**What you should do**: The data below needs to be returned exactly, line for line.

═════ Material to process

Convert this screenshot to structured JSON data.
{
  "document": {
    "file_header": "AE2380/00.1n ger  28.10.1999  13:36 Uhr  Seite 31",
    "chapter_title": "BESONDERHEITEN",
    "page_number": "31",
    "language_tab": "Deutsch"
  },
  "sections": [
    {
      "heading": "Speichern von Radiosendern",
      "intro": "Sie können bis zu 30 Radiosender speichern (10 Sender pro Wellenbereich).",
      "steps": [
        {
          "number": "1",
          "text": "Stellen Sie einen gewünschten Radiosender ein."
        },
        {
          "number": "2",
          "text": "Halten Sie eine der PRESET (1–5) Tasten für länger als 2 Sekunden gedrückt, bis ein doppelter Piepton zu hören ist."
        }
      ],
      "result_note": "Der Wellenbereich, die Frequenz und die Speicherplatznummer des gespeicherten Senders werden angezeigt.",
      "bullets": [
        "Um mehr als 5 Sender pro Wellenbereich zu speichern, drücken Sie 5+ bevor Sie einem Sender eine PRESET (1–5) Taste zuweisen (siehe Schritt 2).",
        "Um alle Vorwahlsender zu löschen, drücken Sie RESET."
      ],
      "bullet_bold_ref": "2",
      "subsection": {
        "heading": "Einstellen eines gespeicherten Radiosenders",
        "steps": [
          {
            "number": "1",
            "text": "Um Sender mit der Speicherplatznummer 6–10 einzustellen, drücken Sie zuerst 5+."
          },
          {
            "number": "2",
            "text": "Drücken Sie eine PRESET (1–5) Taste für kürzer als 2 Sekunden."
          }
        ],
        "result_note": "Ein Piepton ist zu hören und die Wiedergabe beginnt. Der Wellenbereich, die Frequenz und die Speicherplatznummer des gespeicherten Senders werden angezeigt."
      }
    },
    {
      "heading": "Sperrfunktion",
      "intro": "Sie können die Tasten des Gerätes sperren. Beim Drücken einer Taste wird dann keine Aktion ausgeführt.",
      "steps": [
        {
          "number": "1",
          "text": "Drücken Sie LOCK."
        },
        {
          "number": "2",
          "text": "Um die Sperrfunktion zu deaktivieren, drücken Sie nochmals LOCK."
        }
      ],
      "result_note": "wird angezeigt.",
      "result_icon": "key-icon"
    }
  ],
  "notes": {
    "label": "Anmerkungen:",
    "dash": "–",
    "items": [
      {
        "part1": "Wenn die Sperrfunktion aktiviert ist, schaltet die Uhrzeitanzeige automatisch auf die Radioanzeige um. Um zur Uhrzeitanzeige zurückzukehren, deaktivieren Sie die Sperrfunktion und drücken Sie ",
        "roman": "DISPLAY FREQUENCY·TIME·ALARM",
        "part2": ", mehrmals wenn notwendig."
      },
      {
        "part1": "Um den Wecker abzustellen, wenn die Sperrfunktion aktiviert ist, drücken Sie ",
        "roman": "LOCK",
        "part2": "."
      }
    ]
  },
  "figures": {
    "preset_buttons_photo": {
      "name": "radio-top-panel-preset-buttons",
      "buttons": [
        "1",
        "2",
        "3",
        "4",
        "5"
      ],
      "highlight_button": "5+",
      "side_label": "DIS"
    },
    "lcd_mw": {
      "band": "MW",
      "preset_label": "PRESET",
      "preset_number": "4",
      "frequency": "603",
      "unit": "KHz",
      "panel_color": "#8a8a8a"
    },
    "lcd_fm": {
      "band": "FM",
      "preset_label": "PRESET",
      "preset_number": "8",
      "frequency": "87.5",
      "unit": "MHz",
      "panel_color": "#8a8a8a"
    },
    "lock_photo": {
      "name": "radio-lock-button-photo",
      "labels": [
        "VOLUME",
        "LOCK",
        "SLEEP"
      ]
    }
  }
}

══════════

**Exercise answer**:
Convert this screenshot to structured JSON data.
{
  "document": {
    "file_header": "AE2380/00.1n ger  28.10.1999  13:36 Uhr  Seite 31",
    "chapter_title": "BESONDERHEITEN",
    "page_number": "31",
    "language_tab": "Deutsch"
  },
  "sections": [
    {
      "heading": "Speichern von Radiosendern",
      "intro": "Sie können bis zu 30 Radiosender speichern (10 Sender pro Wellenbereich).",
      "steps": [
        {
          "number": "1",
          "text": "Stellen Sie einen gewünschten Radiosender ein."
        },
        {
          "number": "2",
          "text": "Halten Sie eine der PRESET (1–5) Tasten für länger als 2 Sekunden gedrückt, bis ein doppelter Piepton zu hören ist."
        }
      ],
      "result_note": "Der Wellenbereich, die Frequenz und die Speicherplatznummer des gespeicherten Senders werden angezeigt.",
      "bullets": [
        "Um mehr als 5 Sender pro Wellenbereich zu speichern, drücken Sie 5+ bevor Sie einem Sender eine PRESET (1–5) Taste zuweisen (siehe Schritt 2).",
        "Um alle Vorwahlsender zu löschen, drücken Sie RESET."
      ],
      "bullet_bold_ref": "2",
      "subsection": {
        "heading": "Einstellen eines gespeicherten Radiosenders",
        "steps": [
          {
            "number": "1",
            "text": "Um Sender mit der Speicherplatznummer 6–10 einzustellen, drücken Sie zuerst 5+."
          },
          {
            "number": "2",
            "text": "Drücken Sie eine PRESET (1–5) Taste für kürzer als 2 Sekunden."
          }
        ],
        "result_note": "Ein Piepton ist zu hören und die Wiedergabe beginnt. Der Wellenbereich, die Frequenz und die Speicherplatznummer des gespeicherten Senders werden angezeigt."
      }
    },
    {
      "heading": "Sperrfunktion",
      "intro": "Sie können die Tasten des Gerätes sperren. Beim Drücken einer Taste wird dann keine Aktion ausgeführt.",
      "steps": [
        {
          "number": "1",
          "text": "Drücken Sie LOCK."
        },
        {
          "number": "2",
          "text": "Um die Sperrfunktion zu deaktivieren, drücken Sie nochmals LOCK."
        }
      ],
      "result_note": "wird angezeigt.",
      "result_icon": "key-icon"
    }
  ],
  "notes": {
    "label": "Anmerkungen:",
    "dash": "–",
    "items": [
      {
        "part1": "Wenn die Sperrfunktion aktiviert ist, schaltet die Uhrzeitanzeige automatisch auf die Radioanzeige um. Um zur Uhrzeitanzeige zurückzukehren, deaktivieren Sie die Sperrfunktion und drücken Sie ",
        "roman": "DISPLAY FREQUENCY·TIME·ALARM",
        "part2": ", mehrmals wenn notwendig."
      },
      {
        "part1": "Um den Wecker abzustellen, wenn die Sperrfunktion aktiviert ist, drücken Sie ",
        "roman": "LOCK",
        "part2": "."
      }
    ]
  },
  "figures": {
    "preset_buttons_photo": {
      "name": "radio-top-panel-preset-buttons",
      "buttons": [
        "1",
        "2",
        "3",
        "4",
        "5"
      ],
      "highlight_button": "5+",
      "side_label": "DIS"
    },
    "lcd_mw": {
      "band": "MW",
      "preset_label": "PRESET",
      "preset_number": "4",
      "frequency": "603",
      "unit": "KHz",
      "panel_color": "#8a8a8a"
    },
    "lcd_fm": {
      "band": "FM",
      "preset_label": "PRESET",
      "preset_number": "8",
      "frequency": "87.5",
      "unit": "MHz",
      "panel_color": "#8a8a8a"
    },
    "lock_photo": {
      "name": "radio-lock-button-photo",
      "labels": [
        "VOLUME",
        "LOCK",
        "SLEEP"
      ]
    }
  }
}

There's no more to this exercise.